** start Records supplied **
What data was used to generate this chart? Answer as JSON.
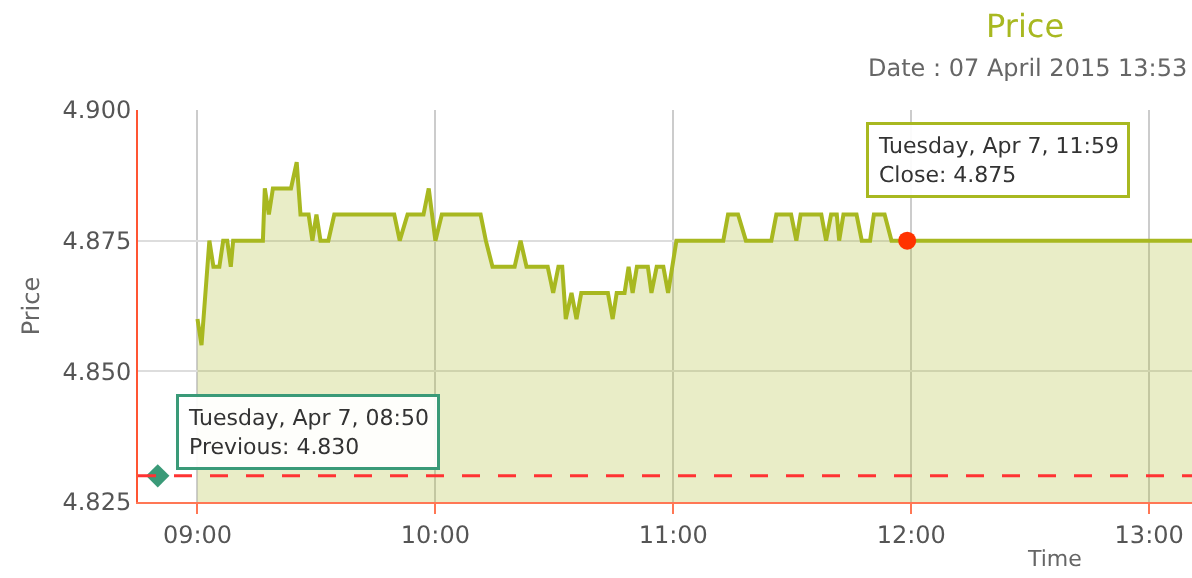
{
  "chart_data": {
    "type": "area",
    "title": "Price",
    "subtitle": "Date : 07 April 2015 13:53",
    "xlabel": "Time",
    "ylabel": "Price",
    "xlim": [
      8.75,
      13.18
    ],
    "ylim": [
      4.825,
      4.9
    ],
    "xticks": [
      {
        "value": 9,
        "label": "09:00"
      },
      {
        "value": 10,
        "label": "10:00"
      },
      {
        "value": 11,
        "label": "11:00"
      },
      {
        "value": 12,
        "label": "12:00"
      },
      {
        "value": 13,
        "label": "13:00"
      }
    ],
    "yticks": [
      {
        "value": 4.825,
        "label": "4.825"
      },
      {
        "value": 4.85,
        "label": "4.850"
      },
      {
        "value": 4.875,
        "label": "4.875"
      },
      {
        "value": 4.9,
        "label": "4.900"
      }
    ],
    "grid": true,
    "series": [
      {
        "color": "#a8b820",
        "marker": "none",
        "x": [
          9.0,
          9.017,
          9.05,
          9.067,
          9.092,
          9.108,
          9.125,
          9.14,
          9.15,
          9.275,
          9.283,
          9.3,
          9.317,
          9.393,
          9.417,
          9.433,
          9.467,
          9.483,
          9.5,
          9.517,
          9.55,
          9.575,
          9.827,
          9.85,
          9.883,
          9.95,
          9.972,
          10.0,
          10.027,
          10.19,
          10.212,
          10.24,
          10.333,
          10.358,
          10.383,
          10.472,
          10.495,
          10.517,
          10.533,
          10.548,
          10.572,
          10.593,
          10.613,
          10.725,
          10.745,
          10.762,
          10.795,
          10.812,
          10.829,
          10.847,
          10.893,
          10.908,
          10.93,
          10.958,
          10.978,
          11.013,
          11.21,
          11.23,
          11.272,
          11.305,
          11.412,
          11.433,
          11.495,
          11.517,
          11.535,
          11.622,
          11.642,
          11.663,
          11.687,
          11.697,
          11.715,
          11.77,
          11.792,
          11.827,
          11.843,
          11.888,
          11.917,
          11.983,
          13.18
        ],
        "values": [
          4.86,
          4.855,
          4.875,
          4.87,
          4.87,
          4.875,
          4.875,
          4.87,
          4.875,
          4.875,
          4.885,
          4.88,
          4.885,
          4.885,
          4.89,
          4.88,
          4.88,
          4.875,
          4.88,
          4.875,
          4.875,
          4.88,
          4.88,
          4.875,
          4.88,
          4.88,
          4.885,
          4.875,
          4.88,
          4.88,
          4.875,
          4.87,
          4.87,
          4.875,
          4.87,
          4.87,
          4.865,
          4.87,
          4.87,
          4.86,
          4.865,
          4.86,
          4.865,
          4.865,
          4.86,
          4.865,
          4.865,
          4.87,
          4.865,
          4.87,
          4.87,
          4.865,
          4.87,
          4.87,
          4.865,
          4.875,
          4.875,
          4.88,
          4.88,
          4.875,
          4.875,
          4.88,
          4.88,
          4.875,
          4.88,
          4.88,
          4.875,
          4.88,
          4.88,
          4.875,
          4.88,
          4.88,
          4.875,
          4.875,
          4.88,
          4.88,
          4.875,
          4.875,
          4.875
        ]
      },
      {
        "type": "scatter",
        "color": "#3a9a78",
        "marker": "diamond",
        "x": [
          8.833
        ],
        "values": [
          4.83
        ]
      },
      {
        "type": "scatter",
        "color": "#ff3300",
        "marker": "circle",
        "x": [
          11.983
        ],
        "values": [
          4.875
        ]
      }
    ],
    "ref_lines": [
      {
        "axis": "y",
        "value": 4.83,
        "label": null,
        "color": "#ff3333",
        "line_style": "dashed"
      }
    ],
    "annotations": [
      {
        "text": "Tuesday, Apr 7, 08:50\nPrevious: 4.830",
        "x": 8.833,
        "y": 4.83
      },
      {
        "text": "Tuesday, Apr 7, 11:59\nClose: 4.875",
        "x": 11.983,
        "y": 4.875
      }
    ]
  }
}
** end Records supplied **
Task directions ::
Generate a word-for-word copy of the preceding records, excluding all pictures.

Result of this exercise ::
What data was used to generate this chart? Answer as JSON.
{
  "chart_data": {
    "type": "area",
    "title": "Price",
    "subtitle": "Date : 07 April 2015 13:53",
    "xlabel": "Time",
    "ylabel": "Price",
    "xlim": [
      8.75,
      13.18
    ],
    "ylim": [
      4.825,
      4.9
    ],
    "xticks": [
      {
        "value": 9,
        "label": "09:00"
      },
      {
        "value": 10,
        "label": "10:00"
      },
      {
        "value": 11,
        "label": "11:00"
      },
      {
        "value": 12,
        "label": "12:00"
      },
      {
        "value": 13,
        "label": "13:00"
      }
    ],
    "yticks": [
      {
        "value": 4.825,
        "label": "4.825"
      },
      {
        "value": 4.85,
        "label": "4.850"
      },
      {
        "value": 4.875,
        "label": "4.875"
      },
      {
        "value": 4.9,
        "label": "4.900"
      }
    ],
    "grid": true,
    "series": [
      {
        "color": "#a8b820",
        "marker": "none",
        "x": [
          9.0,
          9.017,
          9.05,
          9.067,
          9.092,
          9.108,
          9.125,
          9.14,
          9.15,
          9.275,
          9.283,
          9.3,
          9.317,
          9.393,
          9.417,
          9.433,
          9.467,
          9.483,
          9.5,
          9.517,
          9.55,
          9.575,
          9.827,
          9.85,
          9.883,
          9.95,
          9.972,
          10.0,
          10.027,
          10.19,
          10.212,
          10.24,
          10.333,
          10.358,
          10.383,
          10.472,
          10.495,
          10.517,
          10.533,
          10.548,
          10.572,
          10.593,
          10.613,
          10.725,
          10.745,
          10.762,
          10.795,
          10.812,
          10.829,
          10.847,
          10.893,
          10.908,
          10.93,
          10.958,
          10.978,
          11.013,
          11.21,
          11.23,
          11.272,
          11.305,
          11.412,
          11.433,
          11.495,
          11.517,
          11.535,
          11.622,
          11.642,
          11.663,
          11.687,
          11.697,
          11.715,
          11.77,
          11.792,
          11.827,
          11.843,
          11.888,
          11.917,
          11.983,
          13.18
        ],
        "values": [
          4.86,
          4.855,
          4.875,
          4.87,
          4.87,
          4.875,
          4.875,
          4.87,
          4.875,
          4.875,
          4.885,
          4.88,
          4.885,
          4.885,
          4.89,
          4.88,
          4.88,
          4.875,
          4.88,
          4.875,
          4.875,
          4.88,
          4.88,
          4.875,
          4.88,
          4.88,
          4.885,
          4.875,
          4.88,
          4.88,
          4.875,
          4.87,
          4.87,
          4.875,
          4.87,
          4.87,
          4.865,
          4.87,
          4.87,
          4.86,
          4.865,
          4.86,
          4.865,
          4.865,
          4.86,
          4.865,
          4.865,
          4.87,
          4.865,
          4.87,
          4.87,
          4.865,
          4.87,
          4.87,
          4.865,
          4.875,
          4.875,
          4.88,
          4.88,
          4.875,
          4.875,
          4.88,
          4.88,
          4.875,
          4.88,
          4.88,
          4.875,
          4.88,
          4.88,
          4.875,
          4.88,
          4.88,
          4.875,
          4.875,
          4.88,
          4.88,
          4.875,
          4.875,
          4.875
        ]
      },
      {
        "type": "scatter",
        "color": "#3a9a78",
        "marker": "diamond",
        "x": [
          8.833
        ],
        "values": [
          4.83
        ]
      },
      {
        "type": "scatter",
        "color": "#ff3300",
        "marker": "circle",
        "x": [
          11.983
        ],
        "values": [
          4.875
        ]
      }
    ],
    "ref_lines": [
      {
        "axis": "y",
        "value": 4.83,
        "label": null,
        "color": "#ff3333",
        "line_style": "dashed"
      }
    ],
    "annotations": [
      {
        "text": "Tuesday, Apr 7, 08:50\nPrevious: 4.830",
        "x": 8.833,
        "y": 4.83
      },
      {
        "text": "Tuesday, Apr 7, 11:59\nClose: 4.875",
        "x": 11.983,
        "y": 4.875
      }
    ]
  }
}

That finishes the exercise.